# What is needed
The data that follows should be copied out exactly.

[Data records]
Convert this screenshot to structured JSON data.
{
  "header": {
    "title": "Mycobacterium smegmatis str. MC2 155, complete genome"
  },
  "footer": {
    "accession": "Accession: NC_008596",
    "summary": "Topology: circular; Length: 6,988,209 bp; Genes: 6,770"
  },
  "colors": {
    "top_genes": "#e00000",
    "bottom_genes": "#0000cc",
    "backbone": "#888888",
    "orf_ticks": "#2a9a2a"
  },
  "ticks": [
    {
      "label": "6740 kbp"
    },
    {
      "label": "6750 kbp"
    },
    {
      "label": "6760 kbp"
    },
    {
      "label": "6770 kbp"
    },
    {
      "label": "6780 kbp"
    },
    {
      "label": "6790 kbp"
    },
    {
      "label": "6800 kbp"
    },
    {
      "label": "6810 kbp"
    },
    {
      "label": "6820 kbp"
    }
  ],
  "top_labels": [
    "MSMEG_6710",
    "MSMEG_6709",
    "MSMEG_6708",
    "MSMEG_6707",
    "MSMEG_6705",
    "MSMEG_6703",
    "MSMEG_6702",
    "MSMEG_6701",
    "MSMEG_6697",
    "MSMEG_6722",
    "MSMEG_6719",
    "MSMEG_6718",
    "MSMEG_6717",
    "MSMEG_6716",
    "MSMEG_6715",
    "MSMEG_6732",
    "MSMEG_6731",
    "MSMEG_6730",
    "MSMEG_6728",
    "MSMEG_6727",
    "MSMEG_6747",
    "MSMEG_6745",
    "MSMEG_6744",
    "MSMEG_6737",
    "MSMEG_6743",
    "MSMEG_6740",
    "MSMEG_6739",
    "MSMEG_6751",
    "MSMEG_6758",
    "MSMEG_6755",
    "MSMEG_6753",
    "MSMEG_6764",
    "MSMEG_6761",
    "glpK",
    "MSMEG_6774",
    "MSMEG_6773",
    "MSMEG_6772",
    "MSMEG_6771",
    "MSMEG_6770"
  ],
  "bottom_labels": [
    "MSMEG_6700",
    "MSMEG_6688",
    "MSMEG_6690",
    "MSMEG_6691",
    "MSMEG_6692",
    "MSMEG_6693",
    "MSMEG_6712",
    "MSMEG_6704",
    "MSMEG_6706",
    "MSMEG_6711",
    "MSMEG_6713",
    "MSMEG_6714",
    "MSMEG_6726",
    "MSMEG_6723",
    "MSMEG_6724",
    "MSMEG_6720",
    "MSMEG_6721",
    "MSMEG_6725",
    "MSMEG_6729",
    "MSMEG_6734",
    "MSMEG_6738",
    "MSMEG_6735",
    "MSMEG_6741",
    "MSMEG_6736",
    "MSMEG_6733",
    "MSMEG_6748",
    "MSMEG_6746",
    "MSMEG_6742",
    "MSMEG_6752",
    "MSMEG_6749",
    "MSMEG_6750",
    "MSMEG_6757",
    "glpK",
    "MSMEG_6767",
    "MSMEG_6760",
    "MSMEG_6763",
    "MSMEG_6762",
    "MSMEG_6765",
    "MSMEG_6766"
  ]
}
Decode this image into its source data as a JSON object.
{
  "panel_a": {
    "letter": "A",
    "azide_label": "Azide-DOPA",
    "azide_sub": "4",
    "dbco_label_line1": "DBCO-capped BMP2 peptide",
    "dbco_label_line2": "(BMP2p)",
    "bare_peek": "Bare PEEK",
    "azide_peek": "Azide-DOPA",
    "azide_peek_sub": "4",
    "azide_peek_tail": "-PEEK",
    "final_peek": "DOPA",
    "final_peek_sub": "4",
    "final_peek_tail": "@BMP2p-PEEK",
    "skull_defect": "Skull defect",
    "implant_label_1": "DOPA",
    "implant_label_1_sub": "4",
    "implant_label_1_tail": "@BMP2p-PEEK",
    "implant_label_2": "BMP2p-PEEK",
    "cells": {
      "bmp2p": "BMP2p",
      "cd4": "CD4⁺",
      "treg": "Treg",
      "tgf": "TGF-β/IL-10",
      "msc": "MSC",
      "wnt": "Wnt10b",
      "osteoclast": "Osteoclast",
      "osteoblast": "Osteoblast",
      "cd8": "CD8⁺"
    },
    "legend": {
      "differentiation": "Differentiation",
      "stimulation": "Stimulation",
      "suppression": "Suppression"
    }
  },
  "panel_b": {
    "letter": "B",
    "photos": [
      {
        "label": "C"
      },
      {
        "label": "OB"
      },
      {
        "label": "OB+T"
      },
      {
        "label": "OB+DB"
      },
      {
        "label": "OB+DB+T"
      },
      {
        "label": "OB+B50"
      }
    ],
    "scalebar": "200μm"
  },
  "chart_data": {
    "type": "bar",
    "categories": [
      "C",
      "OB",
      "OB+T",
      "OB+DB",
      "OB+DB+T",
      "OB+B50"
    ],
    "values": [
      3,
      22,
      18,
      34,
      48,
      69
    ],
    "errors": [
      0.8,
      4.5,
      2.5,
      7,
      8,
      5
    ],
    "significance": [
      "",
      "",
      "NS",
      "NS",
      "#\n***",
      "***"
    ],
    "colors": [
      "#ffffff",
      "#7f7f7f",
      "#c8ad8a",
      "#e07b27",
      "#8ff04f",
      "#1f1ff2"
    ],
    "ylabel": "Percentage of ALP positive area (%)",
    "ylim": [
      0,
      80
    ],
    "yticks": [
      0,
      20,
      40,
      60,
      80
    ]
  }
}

# Exercise output
Convert this screenshot to structured JSON data.
{
  "header": {
    "title": "Mycobacterium smegmatis str. MC2 155, complete genome"
  },
  "footer": {
    "accession": "Accession: NC_008596",
    "summary": "Topology: circular; Length: 6,988,209 bp; Genes: 6,770"
  },
  "colors": {
    "top_genes": "#e00000",
    "bottom_genes": "#0000cc",
    "backbone": "#888888",
    "orf_ticks": "#2a9a2a"
  },
  "ticks": [
    {
      "label": "6740 kbp"
    },
    {
      "label": "6750 kbp"
    },
    {
      "label": "6760 kbp"
    },
    {
      "label": "6770 kbp"
    },
    {
      "label": "6780 kbp"
    },
    {
      "label": "6790 kbp"
    },
    {
      "label": "6800 kbp"
    },
    {
      "label": "6810 kbp"
    },
    {
      "label": "6820 kbp"
    }
  ],
  "top_labels": [
    "MSMEG_6710",
    "MSMEG_6709",
    "MSMEG_6708",
    "MSMEG_6707",
    "MSMEG_6705",
    "MSMEG_6703",
    "MSMEG_6702",
    "MSMEG_6701",
    "MSMEG_6697",
    "MSMEG_6722",
    "MSMEG_6719",
    "MSMEG_6718",
    "MSMEG_6717",
    "MSMEG_6716",
    "MSMEG_6715",
    "MSMEG_6732",
    "MSMEG_6731",
    "MSMEG_6730",
    "MSMEG_6728",
    "MSMEG_6727",
    "MSMEG_6747",
    "MSMEG_6745",
    "MSMEG_6744",
    "MSMEG_6737",
    "MSMEG_6743",
    "MSMEG_6740",
    "MSMEG_6739",
    "MSMEG_6751",
    "MSMEG_6758",
    "MSMEG_6755",
    "MSMEG_6753",
    "MSMEG_6764",
    "MSMEG_6761",
    "glpK",
    "MSMEG_6774",
    "MSMEG_6773",
    "MSMEG_6772",
    "MSMEG_6771",
    "MSMEG_6770"
  ],
  "bottom_labels": [
    "MSMEG_6700",
    "MSMEG_6688",
    "MSMEG_6690",
    "MSMEG_6691",
    "MSMEG_6692",
    "MSMEG_6693",
    "MSMEG_6712",
    "MSMEG_6704",
    "MSMEG_6706",
    "MSMEG_6711",
    "MSMEG_6713",
    "MSMEG_6714",
    "MSMEG_6726",
    "MSMEG_6723",
    "MSMEG_6724",
    "MSMEG_6720",
    "MSMEG_6721",
    "MSMEG_6725",
    "MSMEG_6729",
    "MSMEG_6734",
    "MSMEG_6738",
    "MSMEG_6735",
    "MSMEG_6741",
    "MSMEG_6736",
    "MSMEG_6733",
    "MSMEG_6748",
    "MSMEG_6746",
    "MSMEG_6742",
    "MSMEG_6752",
    "MSMEG_6749",
    "MSMEG_6750",
    "MSMEG_6757",
    "glpK",
    "MSMEG_6767",
    "MSMEG_6760",
    "MSMEG_6763",
    "MSMEG_6762",
    "MSMEG_6765",
    "MSMEG_6766"
  ]
}
Decode this image into its source data as a JSON object.
{
  "panel_a": {
    "letter": "A",
    "azide_label": "Azide-DOPA",
    "azide_sub": "4",
    "dbco_label_line1": "DBCO-capped BMP2 peptide",
    "dbco_label_line2": "(BMP2p)",
    "bare_peek": "Bare PEEK",
    "azide_peek": "Azide-DOPA",
    "azide_peek_sub": "4",
    "azide_peek_tail": "-PEEK",
    "final_peek": "DOPA",
    "final_peek_sub": "4",
    "final_peek_tail": "@BMP2p-PEEK",
    "skull_defect": "Skull defect",
    "implant_label_1": "DOPA",
    "implant_label_1_sub": "4",
    "implant_label_1_tail": "@BMP2p-PEEK",
    "implant_label_2": "BMP2p-PEEK",
    "cells": {
      "bmp2p": "BMP2p",
      "cd4": "CD4⁺",
      "treg": "Treg",
      "tgf": "TGF-β/IL-10",
      "msc": "MSC",
      "wnt": "Wnt10b",
      "osteoclast": "Osteoclast",
      "osteoblast": "Osteoblast",
      "cd8": "CD8⁺"
    },
    "legend": {
      "differentiation": "Differentiation",
      "stimulation": "Stimulation",
      "suppression": "Suppression"
    }
  },
  "panel_b": {
    "letter": "B",
    "photos": [
      {
        "label": "C"
      },
      {
        "label": "OB"
      },
      {
        "label": "OB+T"
      },
      {
        "label": "OB+DB"
      },
      {
        "label": "OB+DB+T"
      },
      {
        "label": "OB+B50"
      }
    ],
    "scalebar": "200μm"
  },
  "chart_data": {
    "type": "bar",
    "categories": [
      "C",
      "OB",
      "OB+T",
      "OB+DB",
      "OB+DB+T",
      "OB+B50"
    ],
    "values": [
      3,
      22,
      18,
      34,
      48,
      69
    ],
    "errors": [
      0.8,
      4.5,
      2.5,
      7,
      8,
      5
    ],
    "significance": [
      "",
      "",
      "NS",
      "NS",
      "#\n***",
      "***"
    ],
    "colors": [
      "#ffffff",
      "#7f7f7f",
      "#c8ad8a",
      "#e07b27",
      "#8ff04f",
      "#1f1ff2"
    ],
    "ylabel": "Percentage of ALP positive area (%)",
    "ylim": [
      0,
      80
    ],
    "yticks": [
      0,
      20,
      40,
      60,
      80
    ]
  }
}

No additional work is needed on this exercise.